[Begin Data for the task]
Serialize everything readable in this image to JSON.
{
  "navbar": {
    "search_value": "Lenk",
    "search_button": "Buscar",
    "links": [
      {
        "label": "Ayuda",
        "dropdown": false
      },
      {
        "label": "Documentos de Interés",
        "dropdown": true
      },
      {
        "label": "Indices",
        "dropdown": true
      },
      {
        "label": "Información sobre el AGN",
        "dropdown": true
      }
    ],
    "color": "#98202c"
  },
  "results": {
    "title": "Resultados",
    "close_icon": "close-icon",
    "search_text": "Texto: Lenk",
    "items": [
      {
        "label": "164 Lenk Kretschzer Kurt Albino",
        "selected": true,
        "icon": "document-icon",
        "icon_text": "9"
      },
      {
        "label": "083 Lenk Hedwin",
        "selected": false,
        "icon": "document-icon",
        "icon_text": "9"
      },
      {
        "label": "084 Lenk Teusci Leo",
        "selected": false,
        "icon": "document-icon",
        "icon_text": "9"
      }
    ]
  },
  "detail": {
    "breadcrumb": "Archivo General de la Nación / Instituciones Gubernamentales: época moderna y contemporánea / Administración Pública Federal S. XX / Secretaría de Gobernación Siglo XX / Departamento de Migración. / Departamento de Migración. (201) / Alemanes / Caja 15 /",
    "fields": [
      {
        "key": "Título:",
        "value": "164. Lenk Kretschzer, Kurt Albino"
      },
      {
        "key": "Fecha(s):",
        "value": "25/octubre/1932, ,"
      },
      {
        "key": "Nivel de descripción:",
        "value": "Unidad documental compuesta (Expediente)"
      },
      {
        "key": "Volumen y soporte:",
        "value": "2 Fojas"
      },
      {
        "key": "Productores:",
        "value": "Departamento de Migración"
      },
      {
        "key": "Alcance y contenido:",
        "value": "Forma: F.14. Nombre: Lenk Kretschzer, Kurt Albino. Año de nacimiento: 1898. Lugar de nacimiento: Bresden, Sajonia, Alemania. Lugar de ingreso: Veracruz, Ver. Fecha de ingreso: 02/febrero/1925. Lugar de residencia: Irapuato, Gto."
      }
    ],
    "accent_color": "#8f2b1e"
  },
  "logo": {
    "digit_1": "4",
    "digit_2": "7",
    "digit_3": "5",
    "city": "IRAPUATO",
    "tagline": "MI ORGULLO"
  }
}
[End Data for the task]
(Job): Go through the listing and copy all of it exactly.

(Correct answer):
Serialize everything readable in this image to JSON.
{
  "navbar": {
    "search_value": "Lenk",
    "search_button": "Buscar",
    "links": [
      {
        "label": "Ayuda",
        "dropdown": false
      },
      {
        "label": "Documentos de Interés",
        "dropdown": true
      },
      {
        "label": "Indices",
        "dropdown": true
      },
      {
        "label": "Información sobre el AGN",
        "dropdown": true
      }
    ],
    "color": "#98202c"
  },
  "results": {
    "title": "Resultados",
    "close_icon": "close-icon",
    "search_text": "Texto: Lenk",
    "items": [
      {
        "label": "164 Lenk Kretschzer Kurt Albino",
        "selected": true,
        "icon": "document-icon",
        "icon_text": "9"
      },
      {
        "label": "083 Lenk Hedwin",
        "selected": false,
        "icon": "document-icon",
        "icon_text": "9"
      },
      {
        "label": "084 Lenk Teusci Leo",
        "selected": false,
        "icon": "document-icon",
        "icon_text": "9"
      }
    ]
  },
  "detail": {
    "breadcrumb": "Archivo General de la Nación / Instituciones Gubernamentales: época moderna y contemporánea / Administración Pública Federal S. XX / Secretaría de Gobernación Siglo XX / Departamento de Migración. / Departamento de Migración. (201) / Alemanes / Caja 15 /",
    "fields": [
      {
        "key": "Título:",
        "value": "164. Lenk Kretschzer, Kurt Albino"
      },
      {
        "key": "Fecha(s):",
        "value": "25/octubre/1932, ,"
      },
      {
        "key": "Nivel de descripción:",
        "value": "Unidad documental compuesta (Expediente)"
      },
      {
        "key": "Volumen y soporte:",
        "value": "2 Fojas"
      },
      {
        "key": "Productores:",
        "value": "Departamento de Migración"
      },
      {
        "key": "Alcance y contenido:",
        "value": "Forma: F.14. Nombre: Lenk Kretschzer, Kurt Albino. Año de nacimiento: 1898. Lugar de nacimiento: Bresden, Sajonia, Alemania. Lugar de ingreso: Veracruz, Ver. Fecha de ingreso: 02/febrero/1925. Lugar de residencia: Irapuato, Gto."
      }
    ],
    "accent_color": "#8f2b1e"
  },
  "logo": {
    "digit_1": "4",
    "digit_2": "7",
    "digit_3": "5",
    "city": "IRAPUATO",
    "tagline": "MI ORGULLO"
  }
}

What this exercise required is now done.